"""

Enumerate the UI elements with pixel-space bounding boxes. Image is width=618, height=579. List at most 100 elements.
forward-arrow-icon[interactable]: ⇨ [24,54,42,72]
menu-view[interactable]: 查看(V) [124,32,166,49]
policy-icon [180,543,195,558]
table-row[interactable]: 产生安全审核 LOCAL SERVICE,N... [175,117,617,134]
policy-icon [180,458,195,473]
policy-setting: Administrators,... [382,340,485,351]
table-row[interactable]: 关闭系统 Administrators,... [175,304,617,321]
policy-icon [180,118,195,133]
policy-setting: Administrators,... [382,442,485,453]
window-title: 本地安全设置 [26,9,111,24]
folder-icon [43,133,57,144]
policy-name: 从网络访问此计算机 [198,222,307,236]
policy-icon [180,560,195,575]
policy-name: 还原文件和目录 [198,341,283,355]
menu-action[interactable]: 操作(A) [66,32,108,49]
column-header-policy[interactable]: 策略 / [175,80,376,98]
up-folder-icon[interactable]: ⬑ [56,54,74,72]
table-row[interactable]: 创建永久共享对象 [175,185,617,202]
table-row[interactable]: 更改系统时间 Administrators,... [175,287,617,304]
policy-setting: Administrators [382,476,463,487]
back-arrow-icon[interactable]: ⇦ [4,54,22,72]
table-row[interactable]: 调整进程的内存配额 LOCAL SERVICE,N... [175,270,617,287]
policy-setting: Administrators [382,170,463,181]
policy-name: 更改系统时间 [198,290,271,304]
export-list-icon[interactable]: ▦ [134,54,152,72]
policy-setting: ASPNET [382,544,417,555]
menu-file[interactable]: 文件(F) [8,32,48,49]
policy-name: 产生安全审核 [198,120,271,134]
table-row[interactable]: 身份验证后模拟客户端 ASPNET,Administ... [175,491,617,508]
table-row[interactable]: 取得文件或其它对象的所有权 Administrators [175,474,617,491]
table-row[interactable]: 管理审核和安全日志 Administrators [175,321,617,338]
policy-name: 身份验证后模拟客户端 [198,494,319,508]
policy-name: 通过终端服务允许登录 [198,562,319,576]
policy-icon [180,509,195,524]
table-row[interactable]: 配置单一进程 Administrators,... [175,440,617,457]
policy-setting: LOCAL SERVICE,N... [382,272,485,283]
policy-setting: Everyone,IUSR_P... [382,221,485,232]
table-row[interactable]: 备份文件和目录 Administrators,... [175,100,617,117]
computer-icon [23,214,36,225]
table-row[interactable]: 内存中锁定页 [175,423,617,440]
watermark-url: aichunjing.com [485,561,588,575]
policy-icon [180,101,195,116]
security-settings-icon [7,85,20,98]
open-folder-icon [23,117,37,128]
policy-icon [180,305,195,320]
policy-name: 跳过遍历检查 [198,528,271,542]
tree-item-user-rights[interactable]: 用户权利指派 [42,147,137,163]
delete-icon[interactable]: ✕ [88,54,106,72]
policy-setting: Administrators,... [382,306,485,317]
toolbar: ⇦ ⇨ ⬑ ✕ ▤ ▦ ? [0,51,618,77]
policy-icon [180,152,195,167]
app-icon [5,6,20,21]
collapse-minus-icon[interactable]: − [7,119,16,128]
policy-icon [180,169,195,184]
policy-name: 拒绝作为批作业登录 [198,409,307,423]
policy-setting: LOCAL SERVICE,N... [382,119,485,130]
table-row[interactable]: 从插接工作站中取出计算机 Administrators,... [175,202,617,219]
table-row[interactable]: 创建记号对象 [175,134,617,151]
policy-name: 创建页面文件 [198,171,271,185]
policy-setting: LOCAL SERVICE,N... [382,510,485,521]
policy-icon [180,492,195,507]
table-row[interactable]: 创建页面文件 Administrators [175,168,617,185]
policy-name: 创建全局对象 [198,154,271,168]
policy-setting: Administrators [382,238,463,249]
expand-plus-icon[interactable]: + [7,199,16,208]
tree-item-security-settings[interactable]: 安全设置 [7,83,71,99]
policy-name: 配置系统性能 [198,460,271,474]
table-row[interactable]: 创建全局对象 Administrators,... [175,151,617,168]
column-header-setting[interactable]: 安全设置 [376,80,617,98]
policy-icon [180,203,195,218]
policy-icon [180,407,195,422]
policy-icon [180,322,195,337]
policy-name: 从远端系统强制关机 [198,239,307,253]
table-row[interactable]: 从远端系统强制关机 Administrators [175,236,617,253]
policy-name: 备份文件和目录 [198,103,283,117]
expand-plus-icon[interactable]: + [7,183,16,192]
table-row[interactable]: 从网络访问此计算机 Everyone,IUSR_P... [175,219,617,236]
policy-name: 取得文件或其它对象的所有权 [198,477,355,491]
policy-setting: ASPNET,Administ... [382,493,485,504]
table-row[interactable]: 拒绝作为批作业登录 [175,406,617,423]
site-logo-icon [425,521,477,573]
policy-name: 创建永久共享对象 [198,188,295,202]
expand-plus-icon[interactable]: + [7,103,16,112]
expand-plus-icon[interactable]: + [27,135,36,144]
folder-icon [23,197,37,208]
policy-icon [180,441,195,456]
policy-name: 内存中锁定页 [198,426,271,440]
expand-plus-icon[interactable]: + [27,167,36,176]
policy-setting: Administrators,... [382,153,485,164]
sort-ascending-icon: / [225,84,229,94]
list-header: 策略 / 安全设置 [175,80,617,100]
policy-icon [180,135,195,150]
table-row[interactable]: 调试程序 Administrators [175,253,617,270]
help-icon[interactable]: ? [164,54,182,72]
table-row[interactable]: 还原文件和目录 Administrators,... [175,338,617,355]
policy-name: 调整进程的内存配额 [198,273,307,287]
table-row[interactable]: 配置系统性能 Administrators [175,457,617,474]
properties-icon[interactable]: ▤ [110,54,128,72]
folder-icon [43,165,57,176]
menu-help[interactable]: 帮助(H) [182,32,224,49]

"""

### EXERCISE AIM
Reproduce all of the data above line for line, without changing any character.

### EXERCISE RESULT
Enumerate the UI elements with pixel-space bounding boxes. Image is width=618, height=579. List at most 100 elements.
forward-arrow-icon[interactable]: ⇨ [24,54,42,72]
menu-view[interactable]: 查看(V) [124,32,166,49]
policy-icon [180,543,195,558]
table-row[interactable]: 产生安全审核 LOCAL SERVICE,N... [175,117,617,134]
policy-icon [180,458,195,473]
policy-setting: Administrators,... [382,340,485,351]
table-row[interactable]: 关闭系统 Administrators,... [175,304,617,321]
policy-icon [180,118,195,133]
policy-setting: Administrators,... [382,442,485,453]
window-title: 本地安全设置 [26,9,111,24]
folder-icon [43,133,57,144]
policy-name: 从网络访问此计算机 [198,222,307,236]
policy-icon [180,560,195,575]
policy-name: 还原文件和目录 [198,341,283,355]
menu-action[interactable]: 操作(A) [66,32,108,49]
column-header-policy[interactable]: 策略 / [175,80,376,98]
up-folder-icon[interactable]: ⬑ [56,54,74,72]
table-row[interactable]: 创建永久共享对象 [175,185,617,202]
table-row[interactable]: 更改系统时间 Administrators,... [175,287,617,304]
policy-setting: Administrators [382,476,463,487]
back-arrow-icon[interactable]: ⇦ [4,54,22,72]
table-row[interactable]: 调整进程的内存配额 LOCAL SERVICE,N... [175,270,617,287]
policy-setting: Administrators [382,170,463,181]
policy-name: 更改系统时间 [198,290,271,304]
export-list-icon[interactable]: ▦ [134,54,152,72]
policy-setting: ASPNET [382,544,417,555]
menu-file[interactable]: 文件(F) [8,32,48,49]
policy-name: 产生安全审核 [198,120,271,134]
table-row[interactable]: 身份验证后模拟客户端 ASPNET,Administ... [175,491,617,508]
table-row[interactable]: 取得文件或其它对象的所有权 Administrators [175,474,617,491]
table-row[interactable]: 管理审核和安全日志 Administrators [175,321,617,338]
policy-name: 身份验证后模拟客户端 [198,494,319,508]
policy-name: 通过终端服务允许登录 [198,562,319,576]
policy-icon [180,509,195,524]
table-row[interactable]: 配置单一进程 Administrators,... [175,440,617,457]
policy-setting: LOCAL SERVICE,N... [382,272,485,283]
policy-setting: Everyone,IUSR_P... [382,221,485,232]
table-row[interactable]: 备份文件和目录 Administrators,... [175,100,617,117]
computer-icon [23,214,36,225]
table-row[interactable]: 内存中锁定页 [175,423,617,440]
watermark-url: aichunjing.com [485,561,588,575]
policy-icon [180,101,195,116]
security-settings-icon [7,85,20,98]
open-folder-icon [23,117,37,128]
policy-icon [180,305,195,320]
policy-name: 跳过遍历检查 [198,528,271,542]
tree-item-user-rights[interactable]: 用户权利指派 [42,147,137,163]
delete-icon[interactable]: ✕ [88,54,106,72]
policy-setting: Administrators,... [382,306,485,317]
toolbar: ⇦ ⇨ ⬑ ✕ ▤ ▦ ? [0,51,618,77]
policy-icon [180,152,195,167]
app-icon [5,6,20,21]
collapse-minus-icon[interactable]: − [7,119,16,128]
policy-icon [180,169,195,184]
policy-name: 拒绝作为批作业登录 [198,409,307,423]
policy-setting: LOCAL SERVICE,N... [382,119,485,130]
table-row[interactable]: 从插接工作站中取出计算机 Administrators,... [175,202,617,219]
table-row[interactable]: 创建记号对象 [175,134,617,151]
policy-name: 创建页面文件 [198,171,271,185]
policy-setting: LOCAL SERVICE,N... [382,510,485,521]
policy-icon [180,492,195,507]
table-row[interactable]: 创建页面文件 Administrators [175,168,617,185]
policy-name: 创建全局对象 [198,154,271,168]
policy-setting: Administrators [382,238,463,249]
expand-plus-icon[interactable]: + [7,199,16,208]
tree-item-security-settings[interactable]: 安全设置 [7,83,71,99]
policy-name: 配置系统性能 [198,460,271,474]
table-row[interactable]: 创建全局对象 Administrators,... [175,151,617,168]
column-header-setting[interactable]: 安全设置 [376,80,617,98]
policy-icon [180,203,195,218]
policy-icon [180,407,195,422]
policy-icon [180,322,195,337]
policy-name: 从远端系统强制关机 [198,239,307,253]
table-row[interactable]: 从远端系统强制关机 Administrators [175,236,617,253]
policy-name: 备份文件和目录 [198,103,283,117]
expand-plus-icon[interactable]: + [7,183,16,192]
table-row[interactable]: 从网络访问此计算机 Everyone,IUSR_P... [175,219,617,236]
policy-name: 取得文件或其它对象的所有权 [198,477,355,491]
policy-setting: ASPNET,Administ... [382,493,485,504]
table-row[interactable]: 拒绝作为批作业登录 [175,406,617,423]
site-logo-icon [425,521,477,573]
policy-name: 创建永久共享对象 [198,188,295,202]
expand-plus-icon[interactable]: + [7,103,16,112]
expand-plus-icon[interactable]: + [27,135,36,144]
folder-icon [23,197,37,208]
policy-icon [180,441,195,456]
policy-name: 内存中锁定页 [198,426,271,440]
expand-plus-icon[interactable]: + [27,167,36,176]
policy-setting: Administrators,... [382,153,485,164]
sort-ascending-icon: / [225,84,229,94]
list-header: 策略 / 安全设置 [175,80,617,100]
policy-icon [180,135,195,150]
table-row[interactable]: 调试程序 Administrators [175,253,617,270]
help-icon[interactable]: ? [164,54,182,72]
table-row[interactable]: 还原文件和目录 Administrators,... [175,338,617,355]
policy-name: 调整进程的内存配额 [198,273,307,287]
table-row[interactable]: 配置系统性能 Administrators [175,457,617,474]
properties-icon[interactable]: ▤ [110,54,128,72]
folder-icon [43,165,57,176]
menu-help[interactable]: 帮助(H) [182,32,224,49]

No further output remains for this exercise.